─── EXTRACT TO READ

It is crucial to understand the storage structure of EVM, I refer to [this article](https://coinyuppie.com/in-depth-understanding-of-evm-storage-mechanism-and-security-issues/) as a good resource on this. Most importantly, you should be familiar on how the stack works, and how EVM instructions use it. See the original documentation about EVM at <https://ethereum.org/en/developers/docs/evm/>.
Whenever you see a new instruction, you should immediately go and see what it is and what it does. I have used <https://www.evm.codes/> and <https://www.ethervm.io/> as my resources. For more information about EVM, you can also see their pages: <https://www.evm.codes/about> and <https://www.ethervm.io/#overview>.
Throughout this walkthrough all numbers that start with `0x` are hexadecimal, and all that do not are decimal. Furthermore, bytecodes are given in hexadecimal, and two hexadecimals are equal to a byte, as 4 bits x 2 = 8 bits = 1 byte.

──────

PROBLEM STATEMENT: From the EVM notes, return unchanged the stretch that opens with the words containing "It is crucial" and closes with "EVM at <https://ethereum.org/en/developers/docs/evm/>.".

─── INFORMATION SHOWN

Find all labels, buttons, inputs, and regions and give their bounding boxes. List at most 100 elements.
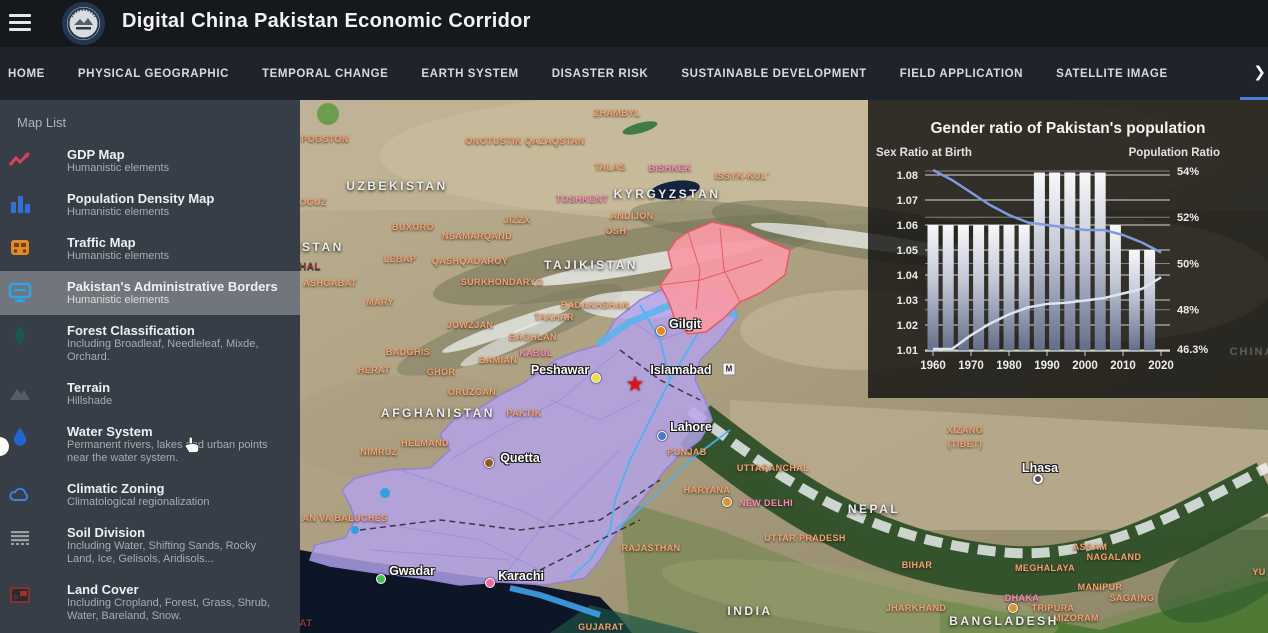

──────

FULL RESPONSE:
It is crucial to understand the storage structure of EVM, I refer to [this article](https://coinyuppie.com/in-depth-understanding-of-evm-storage-mechanism-and-security-issues/) as a good resource on this. Most importantly, you should be familiar on how the stack works, and how EVM instructions use it. See the original documentation about EVM at <https://ethereum.org/en/developers/docs/evm/>.